** Begin **

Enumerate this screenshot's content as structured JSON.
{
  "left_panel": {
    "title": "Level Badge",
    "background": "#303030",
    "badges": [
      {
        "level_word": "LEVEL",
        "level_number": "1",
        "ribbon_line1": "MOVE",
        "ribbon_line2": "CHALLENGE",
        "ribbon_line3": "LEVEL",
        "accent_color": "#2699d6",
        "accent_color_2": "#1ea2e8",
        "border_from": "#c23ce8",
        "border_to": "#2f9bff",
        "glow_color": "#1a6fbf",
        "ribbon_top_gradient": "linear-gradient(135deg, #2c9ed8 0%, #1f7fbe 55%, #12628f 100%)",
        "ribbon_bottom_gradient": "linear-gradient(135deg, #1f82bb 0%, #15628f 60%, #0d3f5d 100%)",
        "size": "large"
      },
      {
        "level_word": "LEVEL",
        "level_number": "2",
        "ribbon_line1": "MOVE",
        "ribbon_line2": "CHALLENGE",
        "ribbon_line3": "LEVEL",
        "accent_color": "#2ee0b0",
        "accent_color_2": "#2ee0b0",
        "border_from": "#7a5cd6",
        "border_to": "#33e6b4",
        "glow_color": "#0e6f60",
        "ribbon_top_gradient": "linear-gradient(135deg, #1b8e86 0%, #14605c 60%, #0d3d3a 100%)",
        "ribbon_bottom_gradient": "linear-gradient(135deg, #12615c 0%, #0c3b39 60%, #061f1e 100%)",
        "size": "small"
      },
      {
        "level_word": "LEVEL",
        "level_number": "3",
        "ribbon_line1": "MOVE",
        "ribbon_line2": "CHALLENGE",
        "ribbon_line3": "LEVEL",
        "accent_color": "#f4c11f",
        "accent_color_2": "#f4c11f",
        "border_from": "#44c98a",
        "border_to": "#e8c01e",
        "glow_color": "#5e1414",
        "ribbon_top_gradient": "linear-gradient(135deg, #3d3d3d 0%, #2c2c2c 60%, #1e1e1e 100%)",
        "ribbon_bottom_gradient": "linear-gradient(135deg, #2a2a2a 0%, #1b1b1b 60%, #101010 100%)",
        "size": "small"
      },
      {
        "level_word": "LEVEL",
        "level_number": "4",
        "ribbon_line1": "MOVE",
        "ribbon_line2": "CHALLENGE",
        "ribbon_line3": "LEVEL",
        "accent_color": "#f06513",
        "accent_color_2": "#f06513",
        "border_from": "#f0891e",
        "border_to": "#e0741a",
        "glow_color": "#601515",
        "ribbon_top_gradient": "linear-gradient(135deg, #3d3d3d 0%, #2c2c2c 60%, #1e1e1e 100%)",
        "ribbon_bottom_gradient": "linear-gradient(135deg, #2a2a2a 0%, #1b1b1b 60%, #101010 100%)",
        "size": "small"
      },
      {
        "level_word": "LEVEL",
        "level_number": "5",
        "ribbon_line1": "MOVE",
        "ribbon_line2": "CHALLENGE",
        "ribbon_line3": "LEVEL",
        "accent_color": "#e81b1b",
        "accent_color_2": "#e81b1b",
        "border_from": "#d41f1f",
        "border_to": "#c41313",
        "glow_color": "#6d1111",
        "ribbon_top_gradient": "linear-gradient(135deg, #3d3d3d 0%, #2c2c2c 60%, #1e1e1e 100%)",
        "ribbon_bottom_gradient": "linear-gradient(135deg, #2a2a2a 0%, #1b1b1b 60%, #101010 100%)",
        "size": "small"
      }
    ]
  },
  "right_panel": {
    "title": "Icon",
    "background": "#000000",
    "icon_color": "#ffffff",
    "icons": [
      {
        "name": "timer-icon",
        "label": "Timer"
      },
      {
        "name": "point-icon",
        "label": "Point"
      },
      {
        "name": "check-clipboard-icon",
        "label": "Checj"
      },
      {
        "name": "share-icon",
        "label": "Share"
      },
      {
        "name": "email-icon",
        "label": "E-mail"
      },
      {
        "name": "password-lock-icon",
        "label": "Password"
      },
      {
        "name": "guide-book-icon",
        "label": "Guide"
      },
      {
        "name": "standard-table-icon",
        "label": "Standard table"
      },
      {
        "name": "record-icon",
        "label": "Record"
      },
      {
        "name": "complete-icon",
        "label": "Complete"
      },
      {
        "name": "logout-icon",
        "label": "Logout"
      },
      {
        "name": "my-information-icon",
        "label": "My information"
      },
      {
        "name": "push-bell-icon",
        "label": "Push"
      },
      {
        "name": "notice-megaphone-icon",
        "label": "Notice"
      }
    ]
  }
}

** End **

• _Directive_: Output every entry shown above, exactly.

• _Solution to this problem_:
Enumerate this screenshot's content as structured JSON.
{
  "left_panel": {
    "title": "Level Badge",
    "background": "#303030",
    "badges": [
      {
        "level_word": "LEVEL",
        "level_number": "1",
        "ribbon_line1": "MOVE",
        "ribbon_line2": "CHALLENGE",
        "ribbon_line3": "LEVEL",
        "accent_color": "#2699d6",
        "accent_color_2": "#1ea2e8",
        "border_from": "#c23ce8",
        "border_to": "#2f9bff",
        "glow_color": "#1a6fbf",
        "ribbon_top_gradient": "linear-gradient(135deg, #2c9ed8 0%, #1f7fbe 55%, #12628f 100%)",
        "ribbon_bottom_gradient": "linear-gradient(135deg, #1f82bb 0%, #15628f 60%, #0d3f5d 100%)",
        "size": "large"
      },
      {
        "level_word": "LEVEL",
        "level_number": "2",
        "ribbon_line1": "MOVE",
        "ribbon_line2": "CHALLENGE",
        "ribbon_line3": "LEVEL",
        "accent_color": "#2ee0b0",
        "accent_color_2": "#2ee0b0",
        "border_from": "#7a5cd6",
        "border_to": "#33e6b4",
        "glow_color": "#0e6f60",
        "ribbon_top_gradient": "linear-gradient(135deg, #1b8e86 0%, #14605c 60%, #0d3d3a 100%)",
        "ribbon_bottom_gradient": "linear-gradient(135deg, #12615c 0%, #0c3b39 60%, #061f1e 100%)",
        "size": "small"
      },
      {
        "level_word": "LEVEL",
        "level_number": "3",
        "ribbon_line1": "MOVE",
        "ribbon_line2": "CHALLENGE",
        "ribbon_line3": "LEVEL",
        "accent_color": "#f4c11f",
        "accent_color_2": "#f4c11f",
        "border_from": "#44c98a",
        "border_to": "#e8c01e",
        "glow_color": "#5e1414",
        "ribbon_top_gradient": "linear-gradient(135deg, #3d3d3d 0%, #2c2c2c 60%, #1e1e1e 100%)",
        "ribbon_bottom_gradient": "linear-gradient(135deg, #2a2a2a 0%, #1b1b1b 60%, #101010 100%)",
        "size": "small"
      },
      {
        "level_word": "LEVEL",
        "level_number": "4",
        "ribbon_line1": "MOVE",
        "ribbon_line2": "CHALLENGE",
        "ribbon_line3": "LEVEL",
        "accent_color": "#f06513",
        "accent_color_2": "#f06513",
        "border_from": "#f0891e",
        "border_to": "#e0741a",
        "glow_color": "#601515",
        "ribbon_top_gradient": "linear-gradient(135deg, #3d3d3d 0%, #2c2c2c 60%, #1e1e1e 100%)",
        "ribbon_bottom_gradient": "linear-gradient(135deg, #2a2a2a 0%, #1b1b1b 60%, #101010 100%)",
        "size": "small"
      },
      {
        "level_word": "LEVEL",
        "level_number": "5",
        "ribbon_line1": "MOVE",
        "ribbon_line2": "CHALLENGE",
        "ribbon_line3": "LEVEL",
        "accent_color": "#e81b1b",
        "accent_color_2": "#e81b1b",
        "border_from": "#d41f1f",
        "border_to": "#c41313",
        "glow_color": "#6d1111",
        "ribbon_top_gradient": "linear-gradient(135deg, #3d3d3d 0%, #2c2c2c 60%, #1e1e1e 100%)",
        "ribbon_bottom_gradient": "linear-gradient(135deg, #2a2a2a 0%, #1b1b1b 60%, #101010 100%)",
        "size": "small"
      }
    ]
  },
  "right_panel": {
    "title": "Icon",
    "background": "#000000",
    "icon_color": "#ffffff",
    "icons": [
      {
        "name": "timer-icon",
        "label": "Timer"
      },
      {
        "name": "point-icon",
        "label": "Point"
      },
      {
        "name": "check-clipboard-icon",
        "label": "Checj"
      },
      {
        "name": "share-icon",
        "label": "Share"
      },
      {
        "name": "email-icon",
        "label": "E-mail"
      },
      {
        "name": "password-lock-icon",
        "label": "Password"
      },
      {
        "name": "guide-book-icon",
        "label": "Guide"
      },
      {
        "name": "standard-table-icon",
        "label": "Standard table"
      },
      {
        "name": "record-icon",
        "label": "Record"
      },
      {
        "name": "complete-icon",
        "label": "Complete"
      },
      {
        "name": "logout-icon",
        "label": "Logout"
      },
      {
        "name": "my-information-icon",
        "label": "My information"
      },
      {
        "name": "push-bell-icon",
        "label": "Push"
      },
      {
        "name": "notice-megaphone-icon",
        "label": "Notice"
      }
    ]
  }
}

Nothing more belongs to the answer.